### RECORDS SUPPLIED

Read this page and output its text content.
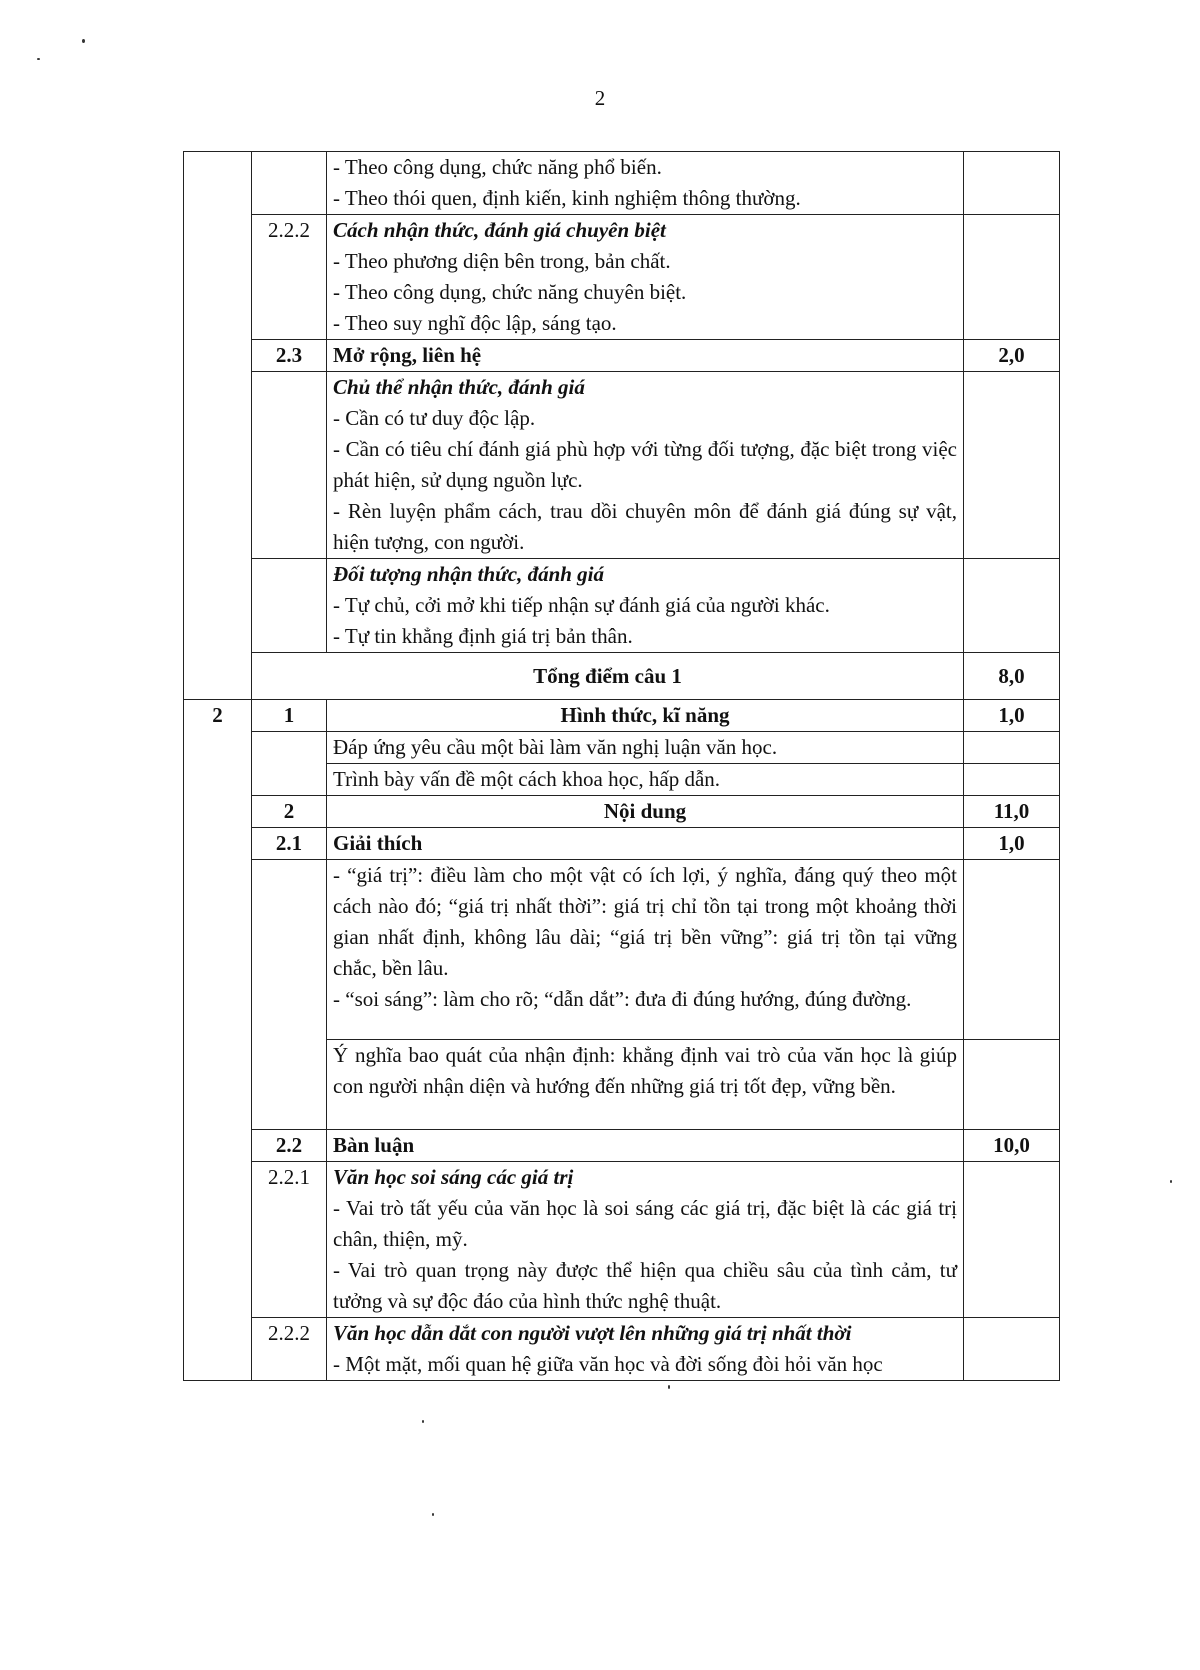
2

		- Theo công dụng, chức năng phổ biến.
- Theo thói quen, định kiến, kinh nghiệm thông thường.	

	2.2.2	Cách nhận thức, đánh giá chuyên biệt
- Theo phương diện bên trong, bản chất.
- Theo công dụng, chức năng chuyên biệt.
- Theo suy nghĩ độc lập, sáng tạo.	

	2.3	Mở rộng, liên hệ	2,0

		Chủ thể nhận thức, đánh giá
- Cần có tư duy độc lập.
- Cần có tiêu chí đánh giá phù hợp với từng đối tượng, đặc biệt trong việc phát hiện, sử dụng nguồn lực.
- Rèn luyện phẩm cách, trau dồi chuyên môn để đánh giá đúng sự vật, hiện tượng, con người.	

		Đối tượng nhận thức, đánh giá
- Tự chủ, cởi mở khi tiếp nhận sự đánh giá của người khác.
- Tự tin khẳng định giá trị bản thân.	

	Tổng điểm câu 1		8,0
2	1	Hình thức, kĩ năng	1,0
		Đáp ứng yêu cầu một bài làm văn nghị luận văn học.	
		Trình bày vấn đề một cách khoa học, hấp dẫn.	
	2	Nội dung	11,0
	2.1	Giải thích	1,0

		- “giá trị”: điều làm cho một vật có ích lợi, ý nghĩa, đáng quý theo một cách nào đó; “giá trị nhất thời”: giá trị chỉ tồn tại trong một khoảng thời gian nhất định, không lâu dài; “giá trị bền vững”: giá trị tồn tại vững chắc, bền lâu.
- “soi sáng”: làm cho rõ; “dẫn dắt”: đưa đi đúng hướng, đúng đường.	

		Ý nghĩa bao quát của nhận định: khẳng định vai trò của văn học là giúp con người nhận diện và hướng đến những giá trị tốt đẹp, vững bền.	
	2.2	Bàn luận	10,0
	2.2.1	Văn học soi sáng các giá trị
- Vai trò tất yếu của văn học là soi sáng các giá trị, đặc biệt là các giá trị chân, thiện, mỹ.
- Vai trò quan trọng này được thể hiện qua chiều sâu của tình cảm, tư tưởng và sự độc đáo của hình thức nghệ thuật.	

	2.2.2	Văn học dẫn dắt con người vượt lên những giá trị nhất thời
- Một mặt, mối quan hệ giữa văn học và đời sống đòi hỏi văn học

* * *

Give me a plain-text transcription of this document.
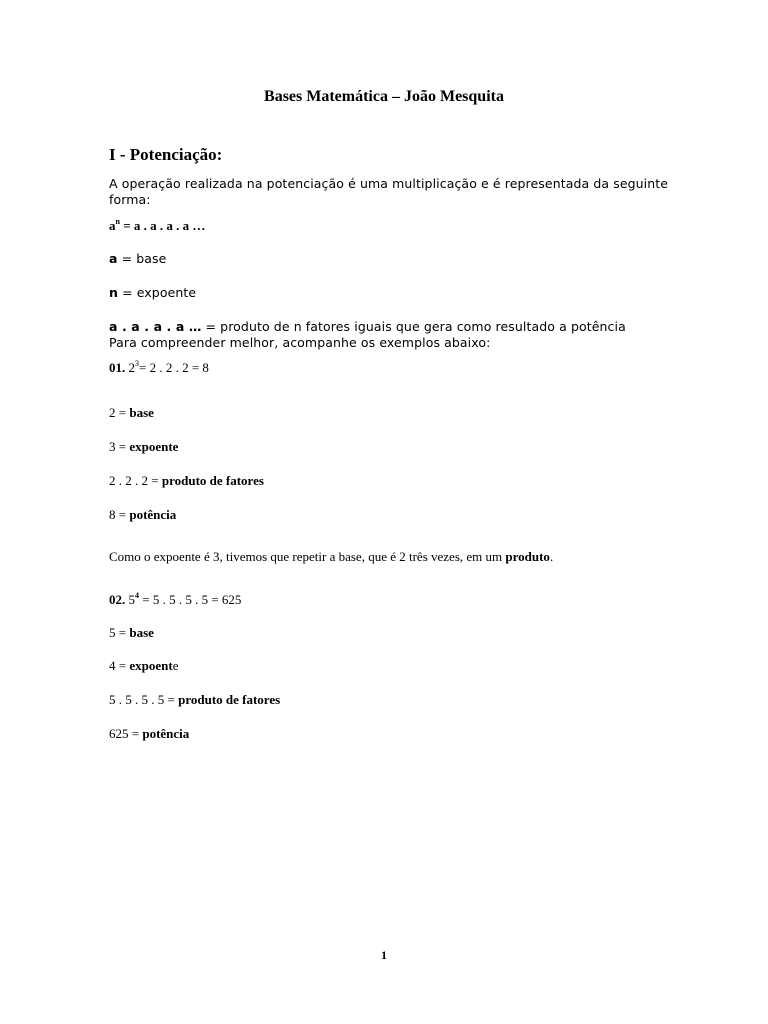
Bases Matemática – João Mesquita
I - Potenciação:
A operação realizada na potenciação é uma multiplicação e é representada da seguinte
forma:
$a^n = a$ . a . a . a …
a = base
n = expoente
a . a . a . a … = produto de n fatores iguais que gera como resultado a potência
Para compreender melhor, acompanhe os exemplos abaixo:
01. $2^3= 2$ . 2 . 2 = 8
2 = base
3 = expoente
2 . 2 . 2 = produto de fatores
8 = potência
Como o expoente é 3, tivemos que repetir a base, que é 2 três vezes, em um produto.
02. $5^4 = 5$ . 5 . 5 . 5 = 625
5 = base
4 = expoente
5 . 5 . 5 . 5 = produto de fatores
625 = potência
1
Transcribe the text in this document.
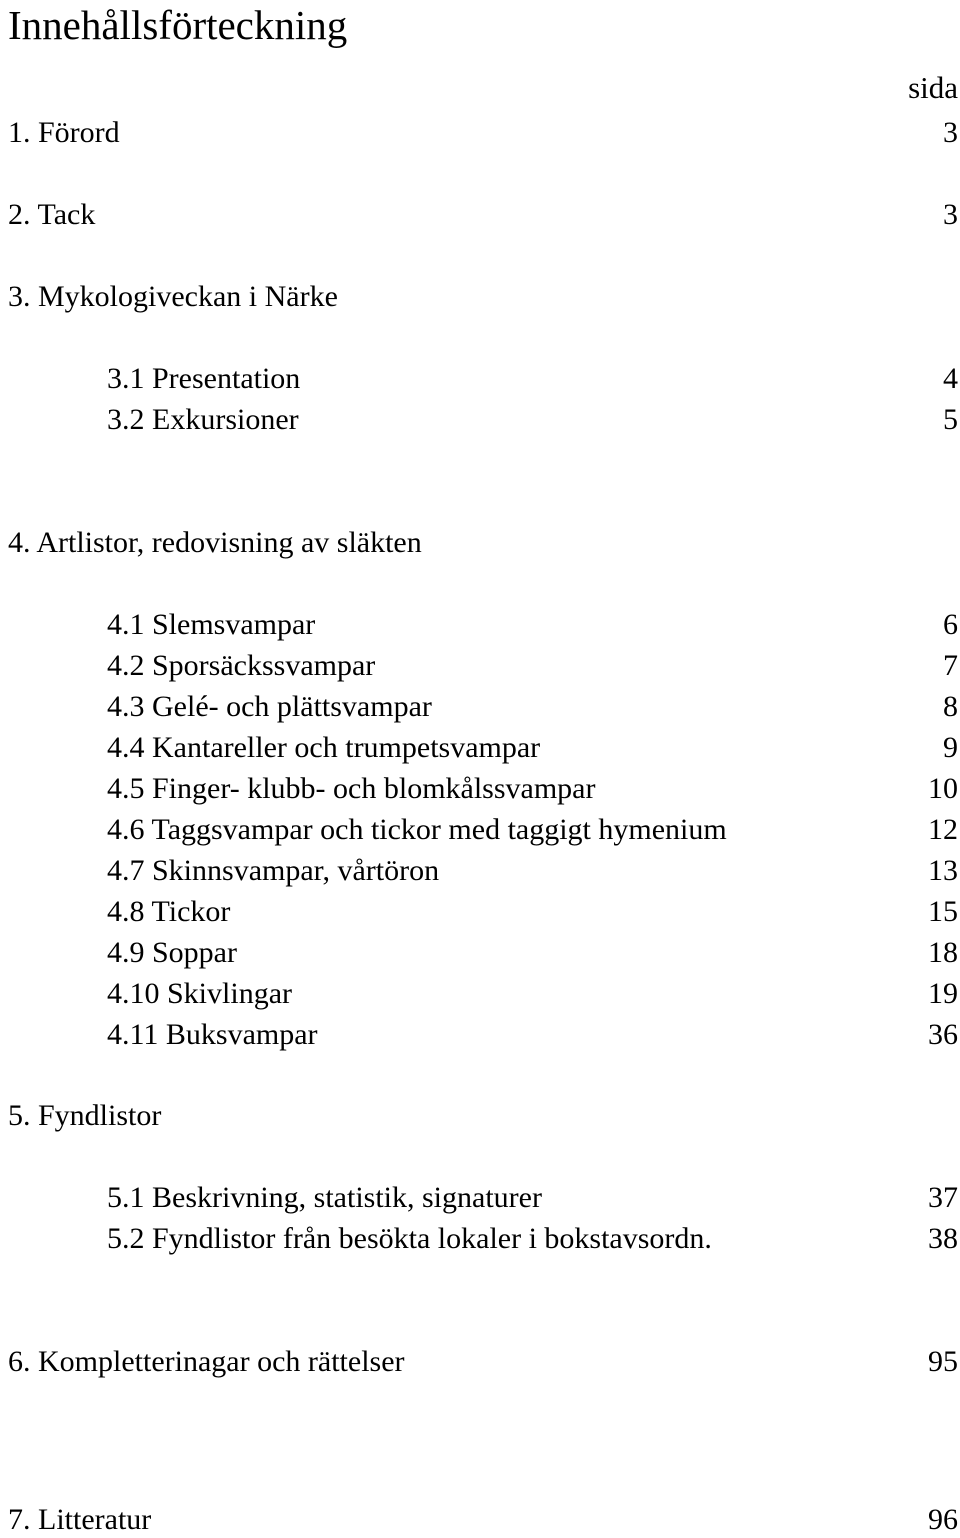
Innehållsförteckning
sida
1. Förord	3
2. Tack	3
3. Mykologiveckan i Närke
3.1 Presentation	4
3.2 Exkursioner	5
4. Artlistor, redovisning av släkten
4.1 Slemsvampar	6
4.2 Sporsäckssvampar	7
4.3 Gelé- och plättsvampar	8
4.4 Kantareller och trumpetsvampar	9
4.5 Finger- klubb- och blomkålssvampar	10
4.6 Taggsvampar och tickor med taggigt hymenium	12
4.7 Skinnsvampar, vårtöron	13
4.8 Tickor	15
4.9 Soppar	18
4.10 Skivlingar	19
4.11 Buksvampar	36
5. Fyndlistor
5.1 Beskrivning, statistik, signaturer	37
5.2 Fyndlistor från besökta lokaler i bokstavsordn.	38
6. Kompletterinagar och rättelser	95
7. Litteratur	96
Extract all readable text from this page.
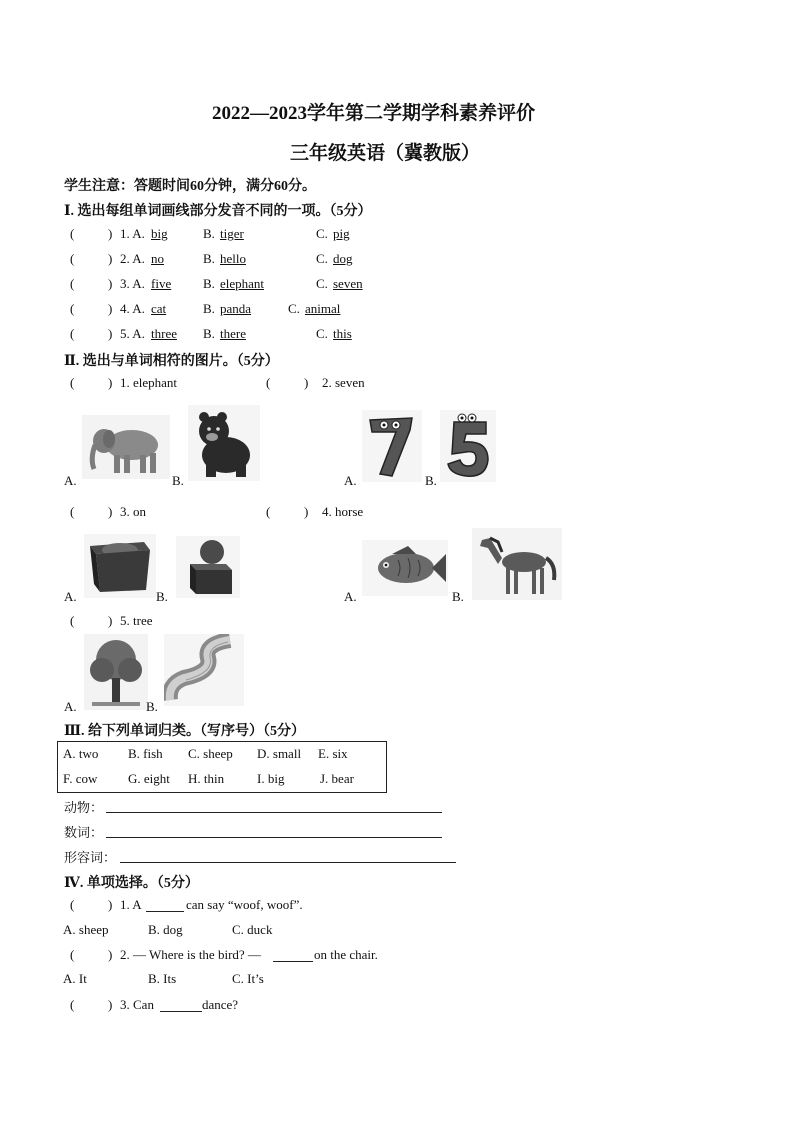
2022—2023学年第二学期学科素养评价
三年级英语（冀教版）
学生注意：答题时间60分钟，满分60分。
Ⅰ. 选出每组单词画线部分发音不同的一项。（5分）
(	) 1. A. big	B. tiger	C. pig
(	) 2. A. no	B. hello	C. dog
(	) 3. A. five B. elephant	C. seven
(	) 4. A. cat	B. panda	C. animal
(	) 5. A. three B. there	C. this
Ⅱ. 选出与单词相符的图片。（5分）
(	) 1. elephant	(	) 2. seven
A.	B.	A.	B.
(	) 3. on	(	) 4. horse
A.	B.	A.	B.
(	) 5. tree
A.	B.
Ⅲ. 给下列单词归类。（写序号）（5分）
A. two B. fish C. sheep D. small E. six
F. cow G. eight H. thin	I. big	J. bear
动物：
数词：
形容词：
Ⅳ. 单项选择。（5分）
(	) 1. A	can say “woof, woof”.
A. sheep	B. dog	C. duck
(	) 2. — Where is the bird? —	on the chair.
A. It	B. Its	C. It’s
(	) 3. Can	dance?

### INSTRUCTION
Identify every line above with the string "biệt" in it. Copy those lines.

### FINAL ANSWER
	2.2.2	Cách nhận thức, đánh giá chuyên biệt
- Theo công dụng, chức năng chuyên biệt.
- Cần có tiêu chí đánh giá phù hợp với từng đối tượng, đặc biệt trong việc phát hiện, sử dụng nguồn lực.
- Vai trò tất yếu của văn học là soi sáng các giá trị, đặc biệt là các giá trị chân, thiện, mỹ.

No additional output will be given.